### Extracted records
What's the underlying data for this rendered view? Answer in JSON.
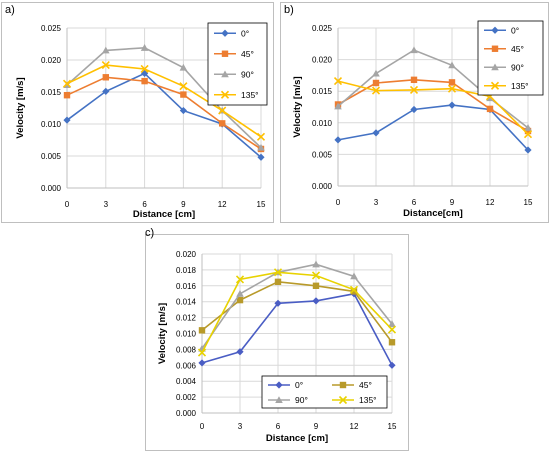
{
  "panel_labels": [
    "a)",
    "b)",
    "c)"
  ],
  "colors": {
    "0°": "#4472C4",
    "45°": "#ED7D31",
    "90°": "#A5A5A5",
    "135°": "#FFC000",
    "c_0°": "#4A5DC4",
    "c_45°": "#B89A2A",
    "c_90°": "#A5A5A5",
    "c_135°": "#E8D200",
    "grid": "#d9d9d9"
  },
  "chart_data": [
    {
      "type": "line",
      "label": "a)",
      "xlabel": "Distance [cm]",
      "ylabel": "Velocity [m/s]",
      "x": [
        0,
        3,
        6,
        9,
        12,
        15
      ],
      "xlim": [
        0,
        15
      ],
      "ylim": [
        0,
        0.025
      ],
      "yticks": [
        "0.000",
        "0.005",
        "0.010",
        "0.015",
        "0.020",
        "0.025"
      ],
      "grid": true,
      "legend": "top-right",
      "series": [
        {
          "name": "0°",
          "marker": "diamond",
          "values": [
            0.0106,
            0.0151,
            0.0179,
            0.0121,
            0.01,
            0.0048
          ]
        },
        {
          "name": "45°",
          "marker": "square",
          "values": [
            0.0145,
            0.0173,
            0.0167,
            0.0146,
            0.0101,
            0.0061
          ]
        },
        {
          "name": "90°",
          "marker": "triangle",
          "values": [
            0.0161,
            0.0215,
            0.0219,
            0.0188,
            0.0121,
            0.0063
          ]
        },
        {
          "name": "135°",
          "marker": "x",
          "values": [
            0.0163,
            0.0192,
            0.0186,
            0.0159,
            0.0121,
            0.008
          ]
        }
      ]
    },
    {
      "type": "line",
      "label": "b)",
      "xlabel": "Distance[cm]",
      "ylabel": "Velocity [m/s]",
      "x": [
        0,
        3,
        6,
        9,
        12,
        15
      ],
      "xlim": [
        0,
        15
      ],
      "ylim": [
        0,
        0.025
      ],
      "yticks": [
        "0.000",
        "0.005",
        "0.010",
        "0.015",
        "0.020",
        "0.025"
      ],
      "grid": true,
      "legend": "top-right",
      "series": [
        {
          "name": "0°",
          "marker": "diamond",
          "values": [
            0.0073,
            0.0084,
            0.0121,
            0.0128,
            0.0121,
            0.0057
          ]
        },
        {
          "name": "45°",
          "marker": "square",
          "values": [
            0.0129,
            0.0163,
            0.0168,
            0.0164,
            0.0122,
            0.0087
          ]
        },
        {
          "name": "90°",
          "marker": "triangle",
          "values": [
            0.0126,
            0.0178,
            0.0215,
            0.0191,
            0.0139,
            0.0092
          ]
        },
        {
          "name": "135°",
          "marker": "x",
          "values": [
            0.0166,
            0.0151,
            0.0152,
            0.0154,
            0.0142,
            0.0082
          ]
        }
      ]
    },
    {
      "type": "line",
      "label": "c)",
      "xlabel": "Distance [cm]",
      "ylabel": "Velocity [m/s]",
      "x": [
        0,
        3,
        6,
        9,
        12,
        15
      ],
      "xlim": [
        0,
        15
      ],
      "ylim": [
        0,
        0.02
      ],
      "yticks": [
        "0.000",
        "0.002",
        "0.004",
        "0.006",
        "0.008",
        "0.010",
        "0.012",
        "0.014",
        "0.016",
        "0.018",
        "0.020"
      ],
      "grid": true,
      "legend": "bottom-center",
      "series": [
        {
          "name": "0°",
          "marker": "diamond",
          "values": [
            0.0063,
            0.0077,
            0.0138,
            0.0141,
            0.015,
            0.006
          ]
        },
        {
          "name": "45°",
          "marker": "square",
          "values": [
            0.0104,
            0.0142,
            0.0165,
            0.016,
            0.0153,
            0.0089
          ]
        },
        {
          "name": "90°",
          "marker": "triangle",
          "values": [
            0.0081,
            0.015,
            0.0177,
            0.0187,
            0.0172,
            0.0112
          ]
        },
        {
          "name": "135°",
          "marker": "x",
          "values": [
            0.0076,
            0.0168,
            0.0177,
            0.0173,
            0.0155,
            0.0105
          ]
        }
      ]
    }
  ]
}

### Do this
Pictures in the records above are left out; print everything else exactly as written.

### Answer to the problem
What's the underlying data for this rendered view? Answer in JSON.
{
  "panel_labels": [
    "a)",
    "b)",
    "c)"
  ],
  "colors": {
    "0°": "#4472C4",
    "45°": "#ED7D31",
    "90°": "#A5A5A5",
    "135°": "#FFC000",
    "c_0°": "#4A5DC4",
    "c_45°": "#B89A2A",
    "c_90°": "#A5A5A5",
    "c_135°": "#E8D200",
    "grid": "#d9d9d9"
  },
  "chart_data": [
    {
      "type": "line",
      "label": "a)",
      "xlabel": "Distance [cm]",
      "ylabel": "Velocity [m/s]",
      "x": [
        0,
        3,
        6,
        9,
        12,
        15
      ],
      "xlim": [
        0,
        15
      ],
      "ylim": [
        0,
        0.025
      ],
      "yticks": [
        "0.000",
        "0.005",
        "0.010",
        "0.015",
        "0.020",
        "0.025"
      ],
      "grid": true,
      "legend": "top-right",
      "series": [
        {
          "name": "0°",
          "marker": "diamond",
          "values": [
            0.0106,
            0.0151,
            0.0179,
            0.0121,
            0.01,
            0.0048
          ]
        },
        {
          "name": "45°",
          "marker": "square",
          "values": [
            0.0145,
            0.0173,
            0.0167,
            0.0146,
            0.0101,
            0.0061
          ]
        },
        {
          "name": "90°",
          "marker": "triangle",
          "values": [
            0.0161,
            0.0215,
            0.0219,
            0.0188,
            0.0121,
            0.0063
          ]
        },
        {
          "name": "135°",
          "marker": "x",
          "values": [
            0.0163,
            0.0192,
            0.0186,
            0.0159,
            0.0121,
            0.008
          ]
        }
      ]
    },
    {
      "type": "line",
      "label": "b)",
      "xlabel": "Distance[cm]",
      "ylabel": "Velocity [m/s]",
      "x": [
        0,
        3,
        6,
        9,
        12,
        15
      ],
      "xlim": [
        0,
        15
      ],
      "ylim": [
        0,
        0.025
      ],
      "yticks": [
        "0.000",
        "0.005",
        "0.010",
        "0.015",
        "0.020",
        "0.025"
      ],
      "grid": true,
      "legend": "top-right",
      "series": [
        {
          "name": "0°",
          "marker": "diamond",
          "values": [
            0.0073,
            0.0084,
            0.0121,
            0.0128,
            0.0121,
            0.0057
          ]
        },
        {
          "name": "45°",
          "marker": "square",
          "values": [
            0.0129,
            0.0163,
            0.0168,
            0.0164,
            0.0122,
            0.0087
          ]
        },
        {
          "name": "90°",
          "marker": "triangle",
          "values": [
            0.0126,
            0.0178,
            0.0215,
            0.0191,
            0.0139,
            0.0092
          ]
        },
        {
          "name": "135°",
          "marker": "x",
          "values": [
            0.0166,
            0.0151,
            0.0152,
            0.0154,
            0.0142,
            0.0082
          ]
        }
      ]
    },
    {
      "type": "line",
      "label": "c)",
      "xlabel": "Distance [cm]",
      "ylabel": "Velocity [m/s]",
      "x": [
        0,
        3,
        6,
        9,
        12,
        15
      ],
      "xlim": [
        0,
        15
      ],
      "ylim": [
        0,
        0.02
      ],
      "yticks": [
        "0.000",
        "0.002",
        "0.004",
        "0.006",
        "0.008",
        "0.010",
        "0.012",
        "0.014",
        "0.016",
        "0.018",
        "0.020"
      ],
      "grid": true,
      "legend": "bottom-center",
      "series": [
        {
          "name": "0°",
          "marker": "diamond",
          "values": [
            0.0063,
            0.0077,
            0.0138,
            0.0141,
            0.015,
            0.006
          ]
        },
        {
          "name": "45°",
          "marker": "square",
          "values": [
            0.0104,
            0.0142,
            0.0165,
            0.016,
            0.0153,
            0.0089
          ]
        },
        {
          "name": "90°",
          "marker": "triangle",
          "values": [
            0.0081,
            0.015,
            0.0177,
            0.0187,
            0.0172,
            0.0112
          ]
        },
        {
          "name": "135°",
          "marker": "x",
          "values": [
            0.0076,
            0.0168,
            0.0177,
            0.0173,
            0.0155,
            0.0105
          ]
        }
      ]
    }
  ]
}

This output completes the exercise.